Your task: Omit every picture while repeating the entries exactly.

Record list:
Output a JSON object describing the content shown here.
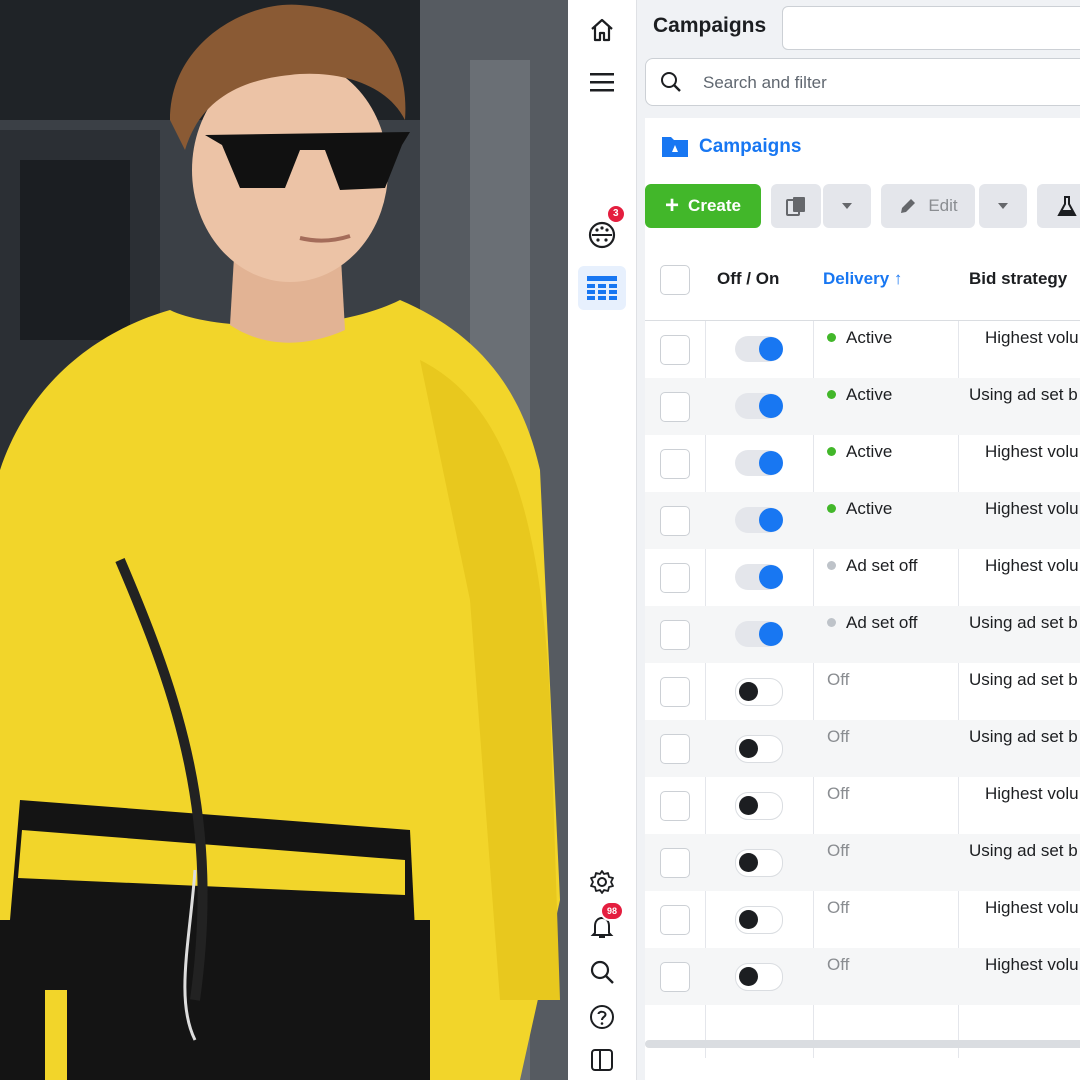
{
  "nav": {
    "items": [
      {
        "icon": "home-icon"
      },
      {
        "icon": "menu-icon"
      },
      {
        "icon": "campaign-planner-icon",
        "badge": "3"
      },
      {
        "icon": "ads-manager-table-icon",
        "active": true
      }
    ],
    "bottom": [
      {
        "icon": "settings-icon"
      },
      {
        "icon": "notifications-icon",
        "badge": "98"
      },
      {
        "icon": "search-icon"
      },
      {
        "icon": "help-icon"
      },
      {
        "icon": "sidebar-toggle-icon"
      }
    ]
  },
  "header": {
    "title": "Campaigns"
  },
  "search": {
    "placeholder": "Search and filter"
  },
  "panel": {
    "tab_label": "Campaigns"
  },
  "toolbar": {
    "create_label": "Create",
    "edit_label": "Edit"
  },
  "table": {
    "columns": [
      {
        "label": "Off / On"
      },
      {
        "label": "Delivery ↑",
        "sorted": true
      },
      {
        "label": "Bid strategy"
      }
    ],
    "rows": [
      {
        "on": true,
        "delivery": "Active",
        "status": "active",
        "bid": "Highest volu"
      },
      {
        "on": true,
        "delivery": "Active",
        "status": "active",
        "bid": "Using ad set b"
      },
      {
        "on": true,
        "delivery": "Active",
        "status": "active",
        "bid": "Highest volu"
      },
      {
        "on": true,
        "delivery": "Active",
        "status": "active",
        "bid": "Highest volu"
      },
      {
        "on": true,
        "delivery": "Ad set off",
        "status": "adsetoff",
        "bid": "Highest volu"
      },
      {
        "on": true,
        "delivery": "Ad set off",
        "status": "adsetoff",
        "bid": "Using ad set b"
      },
      {
        "on": false,
        "delivery": "Off",
        "status": "off",
        "bid": "Using ad set b"
      },
      {
        "on": false,
        "delivery": "Off",
        "status": "off",
        "bid": "Using ad set b"
      },
      {
        "on": false,
        "delivery": "Off",
        "status": "off",
        "bid": "Highest volu"
      },
      {
        "on": false,
        "delivery": "Off",
        "status": "off",
        "bid": "Using ad set b"
      },
      {
        "on": false,
        "delivery": "Off",
        "status": "off",
        "bid": "Highest volu"
      },
      {
        "on": false,
        "delivery": "Off",
        "status": "off",
        "bid": "Highest volu"
      }
    ]
  },
  "colors": {
    "accent": "#1877f2",
    "create": "#42b72a",
    "active_dot": "#42b72a",
    "off_dot": "#bec3c9",
    "badge": "#e41e3f"
  },
  "photo": {
    "subject": "man-in-yellow-sweater"
  }
}
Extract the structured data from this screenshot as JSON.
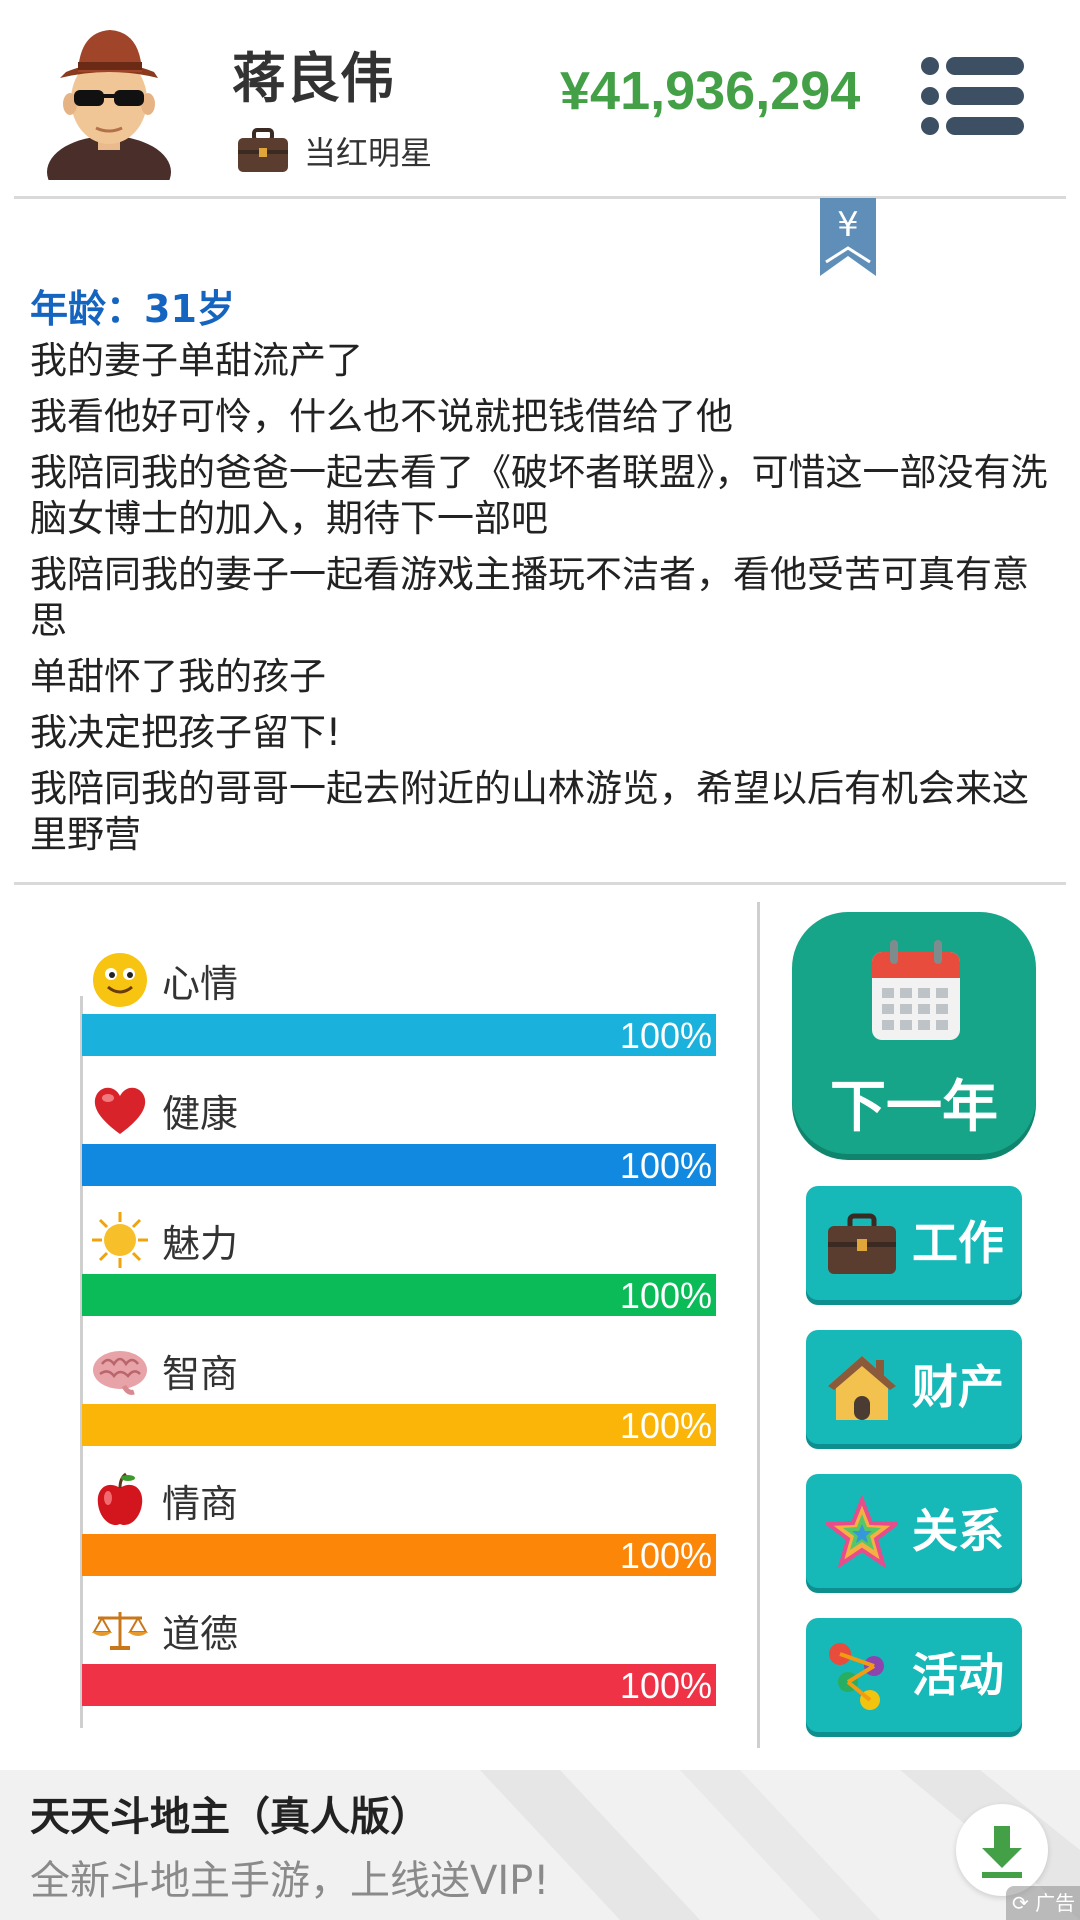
{
  "header": {
    "name": "蒋良伟",
    "job": "当红明星",
    "money": "¥41,936,294"
  },
  "log": {
    "age": "年龄：31岁",
    "lines": [
      "我的妻子单甜流产了",
      "我看他好可怜，什么也不说就把钱借给了他",
      "我陪同我的爸爸一起去看了《破坏者联盟》，可惜这一部没有洗脑女博士的加入，期待下一部吧",
      "我陪同我的妻子一起看游戏主播玩不洁者，看他受苦可真有意思",
      "单甜怀了我的孩子",
      "我决定把孩子留下!",
      "我陪同我的哥哥一起去附近的山林游览，希望以后有机会来这里野营"
    ]
  },
  "stats": [
    {
      "label": "心情",
      "value": 100,
      "text": "100%",
      "color": "#1ab1dc",
      "icon": "smiley-icon"
    },
    {
      "label": "健康",
      "value": 100,
      "text": "100%",
      "color": "#1289e0",
      "icon": "heart-icon"
    },
    {
      "label": "魅力",
      "value": 100,
      "text": "100%",
      "color": "#0bbb58",
      "icon": "sun-icon"
    },
    {
      "label": "智商",
      "value": 100,
      "text": "100%",
      "color": "#fbb508",
      "icon": "brain-icon"
    },
    {
      "label": "情商",
      "value": 100,
      "text": "100%",
      "color": "#fb8608",
      "icon": "apple-icon"
    },
    {
      "label": "道德",
      "value": 100,
      "text": "100%",
      "color": "#ef3245",
      "icon": "scales-icon"
    }
  ],
  "buttons": {
    "next_year": "下一年",
    "work": "工作",
    "property": "财产",
    "relations": "关系",
    "activities": "活动"
  },
  "ad": {
    "title": "天天斗地主（真人版）",
    "subtitle": "全新斗地主手游，上线送VIP!",
    "tag": "广告"
  }
}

Answer to the task:
Output a JSON object describing the content shown here.
{
  "nav": {
    "items": [
      {
        "icon": "home-icon"
      },
      {
        "icon": "menu-icon"
      },
      {
        "icon": "campaign-planner-icon",
        "badge": "3"
      },
      {
        "icon": "ads-manager-table-icon",
        "active": true
      }
    ],
    "bottom": [
      {
        "icon": "settings-icon"
      },
      {
        "icon": "notifications-icon",
        "badge": "98"
      },
      {
        "icon": "search-icon"
      },
      {
        "icon": "help-icon"
      },
      {
        "icon": "sidebar-toggle-icon"
      }
    ]
  },
  "header": {
    "title": "Campaigns"
  },
  "search": {
    "placeholder": "Search and filter"
  },
  "panel": {
    "tab_label": "Campaigns"
  },
  "toolbar": {
    "create_label": "Create",
    "edit_label": "Edit"
  },
  "table": {
    "columns": [
      {
        "label": "Off / On"
      },
      {
        "label": "Delivery ↑",
        "sorted": true
      },
      {
        "label": "Bid strategy"
      }
    ],
    "rows": [
      {
        "on": true,
        "delivery": "Active",
        "status": "active",
        "bid": "Highest volu"
      },
      {
        "on": true,
        "delivery": "Active",
        "status": "active",
        "bid": "Using ad set b"
      },
      {
        "on": true,
        "delivery": "Active",
        "status": "active",
        "bid": "Highest volu"
      },
      {
        "on": true,
        "delivery": "Active",
        "status": "active",
        "bid": "Highest volu"
      },
      {
        "on": true,
        "delivery": "Ad set off",
        "status": "adsetoff",
        "bid": "Highest volu"
      },
      {
        "on": true,
        "delivery": "Ad set off",
        "status": "adsetoff",
        "bid": "Using ad set b"
      },
      {
        "on": false,
        "delivery": "Off",
        "status": "off",
        "bid": "Using ad set b"
      },
      {
        "on": false,
        "delivery": "Off",
        "status": "off",
        "bid": "Using ad set b"
      },
      {
        "on": false,
        "delivery": "Off",
        "status": "off",
        "bid": "Highest volu"
      },
      {
        "on": false,
        "delivery": "Off",
        "status": "off",
        "bid": "Using ad set b"
      },
      {
        "on": false,
        "delivery": "Off",
        "status": "off",
        "bid": "Highest volu"
      },
      {
        "on": false,
        "delivery": "Off",
        "status": "off",
        "bid": "Highest volu"
      }
    ]
  },
  "colors": {
    "accent": "#1877f2",
    "create": "#42b72a",
    "active_dot": "#42b72a",
    "off_dot": "#bec3c9",
    "badge": "#e41e3f"
  },
  "photo": {
    "subject": "man-in-yellow-sweater"
  }
}
Extract the structured data from this screenshot as JSON.
{
  "header": {
    "name": "蒋良伟",
    "job": "当红明星",
    "money": "¥41,936,294"
  },
  "log": {
    "age": "年龄：31岁",
    "lines": [
      "我的妻子单甜流产了",
      "我看他好可怜，什么也不说就把钱借给了他",
      "我陪同我的爸爸一起去看了《破坏者联盟》，可惜这一部没有洗脑女博士的加入，期待下一部吧",
      "我陪同我的妻子一起看游戏主播玩不洁者，看他受苦可真有意思",
      "单甜怀了我的孩子",
      "我决定把孩子留下!",
      "我陪同我的哥哥一起去附近的山林游览，希望以后有机会来这里野营"
    ]
  },
  "stats": [
    {
      "label": "心情",
      "value": 100,
      "text": "100%",
      "color": "#1ab1dc",
      "icon": "smiley-icon"
    },
    {
      "label": "健康",
      "value": 100,
      "text": "100%",
      "color": "#1289e0",
      "icon": "heart-icon"
    },
    {
      "label": "魅力",
      "value": 100,
      "text": "100%",
      "color": "#0bbb58",
      "icon": "sun-icon"
    },
    {
      "label": "智商",
      "value": 100,
      "text": "100%",
      "color": "#fbb508",
      "icon": "brain-icon"
    },
    {
      "label": "情商",
      "value": 100,
      "text": "100%",
      "color": "#fb8608",
      "icon": "apple-icon"
    },
    {
      "label": "道德",
      "value": 100,
      "text": "100%",
      "color": "#ef3245",
      "icon": "scales-icon"
    }
  ],
  "buttons": {
    "next_year": "下一年",
    "work": "工作",
    "property": "财产",
    "relations": "关系",
    "activities": "活动"
  },
  "ad": {
    "title": "天天斗地主（真人版）",
    "subtitle": "全新斗地主手游，上线送VIP!",
    "tag": "广告"
  }
}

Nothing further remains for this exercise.